--- BEGIN RECORDED DATA ---
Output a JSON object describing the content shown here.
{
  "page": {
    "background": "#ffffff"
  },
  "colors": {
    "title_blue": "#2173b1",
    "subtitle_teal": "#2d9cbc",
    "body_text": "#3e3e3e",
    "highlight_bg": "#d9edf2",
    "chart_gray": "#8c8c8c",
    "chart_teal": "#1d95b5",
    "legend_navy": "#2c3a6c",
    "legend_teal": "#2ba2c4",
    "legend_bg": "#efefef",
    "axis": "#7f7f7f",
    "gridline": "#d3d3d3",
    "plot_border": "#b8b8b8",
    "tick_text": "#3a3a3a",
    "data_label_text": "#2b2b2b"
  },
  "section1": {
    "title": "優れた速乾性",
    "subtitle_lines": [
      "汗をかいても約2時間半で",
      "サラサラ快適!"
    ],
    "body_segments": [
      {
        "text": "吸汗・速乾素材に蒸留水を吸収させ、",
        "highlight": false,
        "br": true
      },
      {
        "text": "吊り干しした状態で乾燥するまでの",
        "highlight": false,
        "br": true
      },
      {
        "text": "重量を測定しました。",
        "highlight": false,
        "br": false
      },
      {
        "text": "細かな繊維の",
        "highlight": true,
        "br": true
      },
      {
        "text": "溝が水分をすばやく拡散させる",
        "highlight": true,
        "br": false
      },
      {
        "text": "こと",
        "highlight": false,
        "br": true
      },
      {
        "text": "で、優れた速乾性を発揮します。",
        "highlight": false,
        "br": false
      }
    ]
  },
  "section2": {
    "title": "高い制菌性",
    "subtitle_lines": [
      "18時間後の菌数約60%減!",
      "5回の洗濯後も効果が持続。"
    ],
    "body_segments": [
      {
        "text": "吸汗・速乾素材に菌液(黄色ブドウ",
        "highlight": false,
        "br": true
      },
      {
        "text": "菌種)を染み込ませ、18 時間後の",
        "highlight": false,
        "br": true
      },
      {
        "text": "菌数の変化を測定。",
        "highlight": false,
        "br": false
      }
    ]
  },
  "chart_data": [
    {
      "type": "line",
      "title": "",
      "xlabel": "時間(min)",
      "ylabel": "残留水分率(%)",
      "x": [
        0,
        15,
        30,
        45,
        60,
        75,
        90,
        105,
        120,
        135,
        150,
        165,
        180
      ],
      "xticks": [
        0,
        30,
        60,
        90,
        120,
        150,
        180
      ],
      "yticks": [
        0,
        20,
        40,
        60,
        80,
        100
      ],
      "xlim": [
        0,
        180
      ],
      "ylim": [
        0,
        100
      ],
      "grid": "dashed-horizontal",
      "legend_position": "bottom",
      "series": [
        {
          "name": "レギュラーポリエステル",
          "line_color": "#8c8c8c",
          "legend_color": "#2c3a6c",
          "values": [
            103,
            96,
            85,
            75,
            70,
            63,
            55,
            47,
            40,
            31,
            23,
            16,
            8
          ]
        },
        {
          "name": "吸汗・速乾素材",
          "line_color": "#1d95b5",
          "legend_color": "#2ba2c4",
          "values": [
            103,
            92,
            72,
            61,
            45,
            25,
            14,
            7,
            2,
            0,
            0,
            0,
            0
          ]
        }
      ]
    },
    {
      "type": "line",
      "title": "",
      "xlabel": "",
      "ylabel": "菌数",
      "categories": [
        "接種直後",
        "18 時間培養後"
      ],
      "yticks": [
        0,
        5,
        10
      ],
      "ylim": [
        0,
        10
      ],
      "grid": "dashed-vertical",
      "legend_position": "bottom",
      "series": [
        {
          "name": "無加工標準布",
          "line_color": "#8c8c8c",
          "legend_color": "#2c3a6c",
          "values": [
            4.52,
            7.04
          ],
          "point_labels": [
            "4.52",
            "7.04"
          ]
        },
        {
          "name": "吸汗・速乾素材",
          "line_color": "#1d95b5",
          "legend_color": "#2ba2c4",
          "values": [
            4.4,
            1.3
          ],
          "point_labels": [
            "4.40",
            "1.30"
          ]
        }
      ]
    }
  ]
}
--- END RECORDED DATA ---
= PROBLEM DESCRIPTION =
Retype the whole listing, matching it exactly.

= TASK SOLUTION =
Output a JSON object describing the content shown here.
{
  "page": {
    "background": "#ffffff"
  },
  "colors": {
    "title_blue": "#2173b1",
    "subtitle_teal": "#2d9cbc",
    "body_text": "#3e3e3e",
    "highlight_bg": "#d9edf2",
    "chart_gray": "#8c8c8c",
    "chart_teal": "#1d95b5",
    "legend_navy": "#2c3a6c",
    "legend_teal": "#2ba2c4",
    "legend_bg": "#efefef",
    "axis": "#7f7f7f",
    "gridline": "#d3d3d3",
    "plot_border": "#b8b8b8",
    "tick_text": "#3a3a3a",
    "data_label_text": "#2b2b2b"
  },
  "section1": {
    "title": "優れた速乾性",
    "subtitle_lines": [
      "汗をかいても約2時間半で",
      "サラサラ快適!"
    ],
    "body_segments": [
      {
        "text": "吸汗・速乾素材に蒸留水を吸収させ、",
        "highlight": false,
        "br": true
      },
      {
        "text": "吊り干しした状態で乾燥するまでの",
        "highlight": false,
        "br": true
      },
      {
        "text": "重量を測定しました。",
        "highlight": false,
        "br": false
      },
      {
        "text": "細かな繊維の",
        "highlight": true,
        "br": true
      },
      {
        "text": "溝が水分をすばやく拡散させる",
        "highlight": true,
        "br": false
      },
      {
        "text": "こと",
        "highlight": false,
        "br": true
      },
      {
        "text": "で、優れた速乾性を発揮します。",
        "highlight": false,
        "br": false
      }
    ]
  },
  "section2": {
    "title": "高い制菌性",
    "subtitle_lines": [
      "18時間後の菌数約60%減!",
      "5回の洗濯後も効果が持続。"
    ],
    "body_segments": [
      {
        "text": "吸汗・速乾素材に菌液(黄色ブドウ",
        "highlight": false,
        "br": true
      },
      {
        "text": "菌種)を染み込ませ、18 時間後の",
        "highlight": false,
        "br": true
      },
      {
        "text": "菌数の変化を測定。",
        "highlight": false,
        "br": false
      }
    ]
  },
  "chart_data": [
    {
      "type": "line",
      "title": "",
      "xlabel": "時間(min)",
      "ylabel": "残留水分率(%)",
      "x": [
        0,
        15,
        30,
        45,
        60,
        75,
        90,
        105,
        120,
        135,
        150,
        165,
        180
      ],
      "xticks": [
        0,
        30,
        60,
        90,
        120,
        150,
        180
      ],
      "yticks": [
        0,
        20,
        40,
        60,
        80,
        100
      ],
      "xlim": [
        0,
        180
      ],
      "ylim": [
        0,
        100
      ],
      "grid": "dashed-horizontal",
      "legend_position": "bottom",
      "series": [
        {
          "name": "レギュラーポリエステル",
          "line_color": "#8c8c8c",
          "legend_color": "#2c3a6c",
          "values": [
            103,
            96,
            85,
            75,
            70,
            63,
            55,
            47,
            40,
            31,
            23,
            16,
            8
          ]
        },
        {
          "name": "吸汗・速乾素材",
          "line_color": "#1d95b5",
          "legend_color": "#2ba2c4",
          "values": [
            103,
            92,
            72,
            61,
            45,
            25,
            14,
            7,
            2,
            0,
            0,
            0,
            0
          ]
        }
      ]
    },
    {
      "type": "line",
      "title": "",
      "xlabel": "",
      "ylabel": "菌数",
      "categories": [
        "接種直後",
        "18 時間培養後"
      ],
      "yticks": [
        0,
        5,
        10
      ],
      "ylim": [
        0,
        10
      ],
      "grid": "dashed-vertical",
      "legend_position": "bottom",
      "series": [
        {
          "name": "無加工標準布",
          "line_color": "#8c8c8c",
          "legend_color": "#2c3a6c",
          "values": [
            4.52,
            7.04
          ],
          "point_labels": [
            "4.52",
            "7.04"
          ]
        },
        {
          "name": "吸汗・速乾素材",
          "line_color": "#1d95b5",
          "legend_color": "#2ba2c4",
          "values": [
            4.4,
            1.3
          ],
          "point_labels": [
            "4.40",
            "1.30"
          ]
        }
      ]
    }
  ]
}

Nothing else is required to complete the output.